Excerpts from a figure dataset

--- Start ---

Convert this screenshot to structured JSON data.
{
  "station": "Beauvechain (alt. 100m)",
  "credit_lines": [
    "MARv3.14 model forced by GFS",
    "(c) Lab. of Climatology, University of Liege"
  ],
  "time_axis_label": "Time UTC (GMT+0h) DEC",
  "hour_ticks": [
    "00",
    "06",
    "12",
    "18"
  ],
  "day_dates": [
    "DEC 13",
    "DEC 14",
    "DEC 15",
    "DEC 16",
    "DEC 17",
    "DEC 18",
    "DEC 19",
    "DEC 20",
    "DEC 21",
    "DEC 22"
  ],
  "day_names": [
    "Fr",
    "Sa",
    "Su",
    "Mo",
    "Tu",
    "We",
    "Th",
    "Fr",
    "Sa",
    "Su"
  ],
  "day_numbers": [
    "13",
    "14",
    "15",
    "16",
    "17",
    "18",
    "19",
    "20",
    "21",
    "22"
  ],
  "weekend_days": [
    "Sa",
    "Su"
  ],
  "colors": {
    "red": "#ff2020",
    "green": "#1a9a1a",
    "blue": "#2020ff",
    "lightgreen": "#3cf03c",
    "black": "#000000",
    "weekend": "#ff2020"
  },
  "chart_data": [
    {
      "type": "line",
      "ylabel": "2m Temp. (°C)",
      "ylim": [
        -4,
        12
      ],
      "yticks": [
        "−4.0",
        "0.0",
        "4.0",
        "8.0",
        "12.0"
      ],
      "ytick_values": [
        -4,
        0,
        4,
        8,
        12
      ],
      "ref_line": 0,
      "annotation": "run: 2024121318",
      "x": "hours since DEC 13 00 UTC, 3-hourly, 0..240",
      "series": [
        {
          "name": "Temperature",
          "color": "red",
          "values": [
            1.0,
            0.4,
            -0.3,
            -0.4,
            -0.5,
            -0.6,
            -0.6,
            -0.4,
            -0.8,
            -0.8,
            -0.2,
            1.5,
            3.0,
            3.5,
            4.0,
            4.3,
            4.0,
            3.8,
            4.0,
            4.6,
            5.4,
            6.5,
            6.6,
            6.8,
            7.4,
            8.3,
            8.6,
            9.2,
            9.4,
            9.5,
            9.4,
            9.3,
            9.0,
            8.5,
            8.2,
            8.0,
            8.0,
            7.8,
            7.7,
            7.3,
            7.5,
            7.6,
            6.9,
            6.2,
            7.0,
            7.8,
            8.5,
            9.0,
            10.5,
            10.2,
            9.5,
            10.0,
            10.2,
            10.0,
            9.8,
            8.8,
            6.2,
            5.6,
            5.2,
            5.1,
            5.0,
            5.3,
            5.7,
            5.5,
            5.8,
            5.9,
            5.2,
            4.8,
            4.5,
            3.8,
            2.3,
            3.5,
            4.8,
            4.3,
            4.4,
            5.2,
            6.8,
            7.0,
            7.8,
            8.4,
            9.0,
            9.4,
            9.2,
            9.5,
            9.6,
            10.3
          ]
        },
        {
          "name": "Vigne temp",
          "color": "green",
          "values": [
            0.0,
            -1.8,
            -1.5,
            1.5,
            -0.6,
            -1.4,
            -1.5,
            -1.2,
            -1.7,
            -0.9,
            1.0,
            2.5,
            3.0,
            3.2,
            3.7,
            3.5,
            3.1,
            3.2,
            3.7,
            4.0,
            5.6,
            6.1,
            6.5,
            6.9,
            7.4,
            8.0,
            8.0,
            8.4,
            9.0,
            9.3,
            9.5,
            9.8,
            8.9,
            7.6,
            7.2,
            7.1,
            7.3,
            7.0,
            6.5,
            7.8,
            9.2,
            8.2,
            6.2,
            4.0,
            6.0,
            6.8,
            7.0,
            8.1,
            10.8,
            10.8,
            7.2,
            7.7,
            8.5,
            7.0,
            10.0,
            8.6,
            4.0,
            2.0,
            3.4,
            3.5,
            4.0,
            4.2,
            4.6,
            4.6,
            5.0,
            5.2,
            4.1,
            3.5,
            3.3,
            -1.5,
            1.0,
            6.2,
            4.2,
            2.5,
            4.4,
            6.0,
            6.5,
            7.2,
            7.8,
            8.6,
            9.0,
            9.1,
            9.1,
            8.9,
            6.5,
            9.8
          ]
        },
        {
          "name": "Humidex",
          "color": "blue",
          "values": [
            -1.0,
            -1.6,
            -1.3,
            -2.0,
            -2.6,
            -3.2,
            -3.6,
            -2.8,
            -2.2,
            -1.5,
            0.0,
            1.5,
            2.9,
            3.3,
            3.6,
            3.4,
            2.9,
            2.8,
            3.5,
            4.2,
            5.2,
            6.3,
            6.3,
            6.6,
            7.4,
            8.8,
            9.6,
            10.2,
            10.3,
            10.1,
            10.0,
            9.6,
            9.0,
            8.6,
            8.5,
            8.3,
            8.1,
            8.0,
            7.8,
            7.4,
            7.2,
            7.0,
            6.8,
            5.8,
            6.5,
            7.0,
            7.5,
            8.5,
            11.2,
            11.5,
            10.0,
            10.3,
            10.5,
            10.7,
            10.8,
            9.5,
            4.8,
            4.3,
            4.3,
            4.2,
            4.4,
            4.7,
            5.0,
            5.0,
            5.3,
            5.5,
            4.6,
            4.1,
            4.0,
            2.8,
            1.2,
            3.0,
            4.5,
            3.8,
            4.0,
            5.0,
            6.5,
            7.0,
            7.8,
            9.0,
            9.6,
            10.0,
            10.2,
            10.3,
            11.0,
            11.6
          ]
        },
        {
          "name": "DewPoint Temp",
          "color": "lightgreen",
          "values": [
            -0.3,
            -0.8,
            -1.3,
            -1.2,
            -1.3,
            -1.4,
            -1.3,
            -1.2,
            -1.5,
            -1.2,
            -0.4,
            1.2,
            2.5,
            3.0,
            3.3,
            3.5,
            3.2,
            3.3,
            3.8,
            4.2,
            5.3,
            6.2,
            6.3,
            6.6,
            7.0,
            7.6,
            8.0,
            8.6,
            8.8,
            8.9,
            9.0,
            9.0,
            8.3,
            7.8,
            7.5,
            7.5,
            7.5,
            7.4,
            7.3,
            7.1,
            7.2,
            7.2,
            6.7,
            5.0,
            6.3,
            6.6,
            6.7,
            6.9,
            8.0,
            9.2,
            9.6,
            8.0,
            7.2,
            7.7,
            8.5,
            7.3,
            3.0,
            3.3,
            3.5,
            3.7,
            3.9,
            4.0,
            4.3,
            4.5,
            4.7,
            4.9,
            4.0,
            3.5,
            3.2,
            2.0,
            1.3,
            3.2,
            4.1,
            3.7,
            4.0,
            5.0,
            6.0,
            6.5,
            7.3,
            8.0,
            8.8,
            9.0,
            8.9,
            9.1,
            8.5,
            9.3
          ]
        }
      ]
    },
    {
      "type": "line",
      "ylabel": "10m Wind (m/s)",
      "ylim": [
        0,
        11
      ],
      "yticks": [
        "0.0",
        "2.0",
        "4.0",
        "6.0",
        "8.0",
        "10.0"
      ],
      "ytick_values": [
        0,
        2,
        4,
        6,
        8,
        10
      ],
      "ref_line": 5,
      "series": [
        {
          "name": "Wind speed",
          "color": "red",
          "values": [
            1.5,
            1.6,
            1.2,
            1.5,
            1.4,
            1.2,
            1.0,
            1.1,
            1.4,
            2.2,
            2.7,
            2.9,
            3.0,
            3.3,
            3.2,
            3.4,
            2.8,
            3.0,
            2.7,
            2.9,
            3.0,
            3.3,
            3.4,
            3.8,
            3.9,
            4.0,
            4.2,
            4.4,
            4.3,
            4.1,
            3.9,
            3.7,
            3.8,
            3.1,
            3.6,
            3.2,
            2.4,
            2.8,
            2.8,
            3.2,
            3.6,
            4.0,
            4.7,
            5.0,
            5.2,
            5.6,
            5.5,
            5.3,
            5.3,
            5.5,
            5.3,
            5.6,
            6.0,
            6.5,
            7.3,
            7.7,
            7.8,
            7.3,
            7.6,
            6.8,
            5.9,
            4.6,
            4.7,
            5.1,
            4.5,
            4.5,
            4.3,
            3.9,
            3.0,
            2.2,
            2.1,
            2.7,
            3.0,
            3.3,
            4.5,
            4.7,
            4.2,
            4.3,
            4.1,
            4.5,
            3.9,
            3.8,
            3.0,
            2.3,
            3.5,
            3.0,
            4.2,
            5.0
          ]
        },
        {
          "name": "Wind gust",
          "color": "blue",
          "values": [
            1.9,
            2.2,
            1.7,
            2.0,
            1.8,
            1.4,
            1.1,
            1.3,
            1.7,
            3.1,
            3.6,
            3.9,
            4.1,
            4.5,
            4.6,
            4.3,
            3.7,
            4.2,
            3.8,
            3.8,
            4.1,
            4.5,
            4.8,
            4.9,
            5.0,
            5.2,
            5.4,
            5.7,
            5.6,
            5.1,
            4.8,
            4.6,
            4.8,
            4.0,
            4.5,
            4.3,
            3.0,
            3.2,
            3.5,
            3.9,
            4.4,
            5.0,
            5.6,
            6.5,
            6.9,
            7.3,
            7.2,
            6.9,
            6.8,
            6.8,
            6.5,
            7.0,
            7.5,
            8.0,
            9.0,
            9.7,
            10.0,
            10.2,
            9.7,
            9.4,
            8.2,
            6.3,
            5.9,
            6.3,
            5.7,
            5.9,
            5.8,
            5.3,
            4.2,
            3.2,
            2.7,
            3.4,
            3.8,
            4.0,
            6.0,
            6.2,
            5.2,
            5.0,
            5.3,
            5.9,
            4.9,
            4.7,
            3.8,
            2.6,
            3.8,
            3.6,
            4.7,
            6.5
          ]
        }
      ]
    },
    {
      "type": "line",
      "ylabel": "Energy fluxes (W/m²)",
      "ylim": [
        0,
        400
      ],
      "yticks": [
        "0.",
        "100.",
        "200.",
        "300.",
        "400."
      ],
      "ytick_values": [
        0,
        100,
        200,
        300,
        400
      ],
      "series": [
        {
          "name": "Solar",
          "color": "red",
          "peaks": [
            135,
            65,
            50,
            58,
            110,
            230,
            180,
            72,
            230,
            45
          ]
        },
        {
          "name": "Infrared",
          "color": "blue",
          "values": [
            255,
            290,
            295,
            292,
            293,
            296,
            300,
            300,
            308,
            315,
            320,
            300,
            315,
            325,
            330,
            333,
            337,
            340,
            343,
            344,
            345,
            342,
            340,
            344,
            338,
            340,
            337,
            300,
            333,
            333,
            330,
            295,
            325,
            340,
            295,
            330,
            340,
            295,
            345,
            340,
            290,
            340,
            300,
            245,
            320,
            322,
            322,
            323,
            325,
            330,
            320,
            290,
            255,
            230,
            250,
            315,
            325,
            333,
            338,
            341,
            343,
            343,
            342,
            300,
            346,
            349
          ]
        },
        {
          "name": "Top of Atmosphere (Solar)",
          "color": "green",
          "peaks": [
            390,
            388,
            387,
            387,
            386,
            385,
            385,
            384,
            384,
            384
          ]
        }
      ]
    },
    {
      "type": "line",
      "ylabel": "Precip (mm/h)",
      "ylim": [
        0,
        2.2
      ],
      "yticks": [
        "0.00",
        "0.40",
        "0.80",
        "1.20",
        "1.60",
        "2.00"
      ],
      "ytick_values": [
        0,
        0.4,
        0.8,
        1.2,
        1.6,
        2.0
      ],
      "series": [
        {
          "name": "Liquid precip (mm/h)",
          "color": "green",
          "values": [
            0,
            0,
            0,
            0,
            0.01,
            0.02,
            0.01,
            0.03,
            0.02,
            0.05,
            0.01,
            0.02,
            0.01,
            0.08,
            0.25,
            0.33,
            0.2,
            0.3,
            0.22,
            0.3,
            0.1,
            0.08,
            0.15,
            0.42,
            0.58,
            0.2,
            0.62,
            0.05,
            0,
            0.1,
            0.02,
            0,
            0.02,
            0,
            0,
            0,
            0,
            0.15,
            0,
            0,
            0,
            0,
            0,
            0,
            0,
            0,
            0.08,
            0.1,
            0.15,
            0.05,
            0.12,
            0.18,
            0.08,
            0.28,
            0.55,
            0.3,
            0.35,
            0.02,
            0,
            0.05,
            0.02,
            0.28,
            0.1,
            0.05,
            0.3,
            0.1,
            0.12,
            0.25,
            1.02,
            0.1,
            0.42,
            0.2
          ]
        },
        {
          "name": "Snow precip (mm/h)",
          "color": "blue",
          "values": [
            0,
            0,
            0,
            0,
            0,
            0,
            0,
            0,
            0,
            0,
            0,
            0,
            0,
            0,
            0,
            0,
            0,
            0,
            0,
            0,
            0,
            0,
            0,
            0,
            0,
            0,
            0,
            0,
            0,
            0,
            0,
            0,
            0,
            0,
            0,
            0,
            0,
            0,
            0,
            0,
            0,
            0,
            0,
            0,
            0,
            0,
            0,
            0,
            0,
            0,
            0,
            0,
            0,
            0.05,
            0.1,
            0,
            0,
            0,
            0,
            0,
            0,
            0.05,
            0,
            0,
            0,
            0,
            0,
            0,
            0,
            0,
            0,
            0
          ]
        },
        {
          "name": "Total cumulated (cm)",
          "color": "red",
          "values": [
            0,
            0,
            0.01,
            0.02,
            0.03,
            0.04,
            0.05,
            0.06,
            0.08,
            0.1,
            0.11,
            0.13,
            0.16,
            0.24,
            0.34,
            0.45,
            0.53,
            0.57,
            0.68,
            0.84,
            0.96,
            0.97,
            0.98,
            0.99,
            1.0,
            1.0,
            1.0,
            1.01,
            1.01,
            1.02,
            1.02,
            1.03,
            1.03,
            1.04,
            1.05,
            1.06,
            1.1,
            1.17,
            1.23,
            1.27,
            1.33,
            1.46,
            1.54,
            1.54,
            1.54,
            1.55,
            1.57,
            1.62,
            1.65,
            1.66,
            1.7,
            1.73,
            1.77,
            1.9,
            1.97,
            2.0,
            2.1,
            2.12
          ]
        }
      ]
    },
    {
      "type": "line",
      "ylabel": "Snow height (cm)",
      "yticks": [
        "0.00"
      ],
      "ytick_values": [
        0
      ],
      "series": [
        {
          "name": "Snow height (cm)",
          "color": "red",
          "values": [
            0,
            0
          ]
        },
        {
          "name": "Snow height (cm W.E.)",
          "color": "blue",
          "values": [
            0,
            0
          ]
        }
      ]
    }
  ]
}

--- End ---

• STATED TASK: Using the listing, copy every line where the word "Snow" shows up.

• ANSWER:
          "name": "Snow precip (mm/h)",
      "ylabel": "Snow height (cm)",
          "name": "Snow height (cm)",
          "name": "Snow height (cm W.E.)",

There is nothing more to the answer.